_DATA EXCERPTS_
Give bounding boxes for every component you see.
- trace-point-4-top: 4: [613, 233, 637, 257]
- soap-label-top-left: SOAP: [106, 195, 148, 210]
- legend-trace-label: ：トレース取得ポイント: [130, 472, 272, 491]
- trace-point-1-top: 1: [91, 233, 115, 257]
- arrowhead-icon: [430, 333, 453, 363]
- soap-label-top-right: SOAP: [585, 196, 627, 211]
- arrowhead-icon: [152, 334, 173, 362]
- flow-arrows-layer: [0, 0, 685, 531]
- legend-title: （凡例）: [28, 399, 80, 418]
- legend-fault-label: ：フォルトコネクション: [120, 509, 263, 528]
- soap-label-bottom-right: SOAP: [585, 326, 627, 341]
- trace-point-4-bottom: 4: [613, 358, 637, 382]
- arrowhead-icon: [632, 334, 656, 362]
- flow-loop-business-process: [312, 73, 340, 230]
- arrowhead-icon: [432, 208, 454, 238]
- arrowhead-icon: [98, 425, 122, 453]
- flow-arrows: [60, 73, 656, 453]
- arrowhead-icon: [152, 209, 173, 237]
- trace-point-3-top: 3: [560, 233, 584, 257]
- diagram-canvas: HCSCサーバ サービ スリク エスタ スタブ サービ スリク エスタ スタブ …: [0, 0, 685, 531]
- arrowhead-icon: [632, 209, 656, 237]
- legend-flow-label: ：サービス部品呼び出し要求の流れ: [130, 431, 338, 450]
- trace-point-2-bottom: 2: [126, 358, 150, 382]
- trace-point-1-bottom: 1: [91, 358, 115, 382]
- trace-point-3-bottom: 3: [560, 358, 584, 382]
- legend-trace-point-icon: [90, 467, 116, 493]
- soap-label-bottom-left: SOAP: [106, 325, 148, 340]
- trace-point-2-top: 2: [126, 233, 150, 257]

_WHAT TO WORK ON_
Print all of the records above again line by line, with no changes.

_RESULT OF THIS TASK_
Give bounding boxes for every component you see.
- trace-point-4-top: 4: [613, 233, 637, 257]
- soap-label-top-left: SOAP: [106, 195, 148, 210]
- legend-trace-label: ：トレース取得ポイント: [130, 472, 272, 491]
- trace-point-1-top: 1: [91, 233, 115, 257]
- arrowhead-icon: [430, 333, 453, 363]
- soap-label-top-right: SOAP: [585, 196, 627, 211]
- arrowhead-icon: [152, 334, 173, 362]
- flow-arrows-layer: [0, 0, 685, 531]
- legend-title: （凡例）: [28, 399, 80, 418]
- legend-fault-label: ：フォルトコネクション: [120, 509, 263, 528]
- soap-label-bottom-right: SOAP: [585, 326, 627, 341]
- trace-point-4-bottom: 4: [613, 358, 637, 382]
- arrowhead-icon: [632, 334, 656, 362]
- flow-loop-business-process: [312, 73, 340, 230]
- arrowhead-icon: [432, 208, 454, 238]
- arrowhead-icon: [98, 425, 122, 453]
- flow-arrows: [60, 73, 656, 453]
- arrowhead-icon: [152, 209, 173, 237]
- trace-point-3-top: 3: [560, 233, 584, 257]
- diagram-canvas: HCSCサーバ サービ スリク エスタ スタブ サービ スリク エスタ スタブ …: [0, 0, 685, 531]
- arrowhead-icon: [632, 209, 656, 237]
- legend-flow-label: ：サービス部品呼び出し要求の流れ: [130, 431, 338, 450]
- trace-point-2-bottom: 2: [126, 358, 150, 382]
- trace-point-1-bottom: 1: [91, 358, 115, 382]
- trace-point-3-bottom: 3: [560, 358, 584, 382]
- legend-trace-point-icon: [90, 467, 116, 493]
- soap-label-bottom-left: SOAP: [106, 325, 148, 340]
- trace-point-2-top: 2: [126, 233, 150, 257]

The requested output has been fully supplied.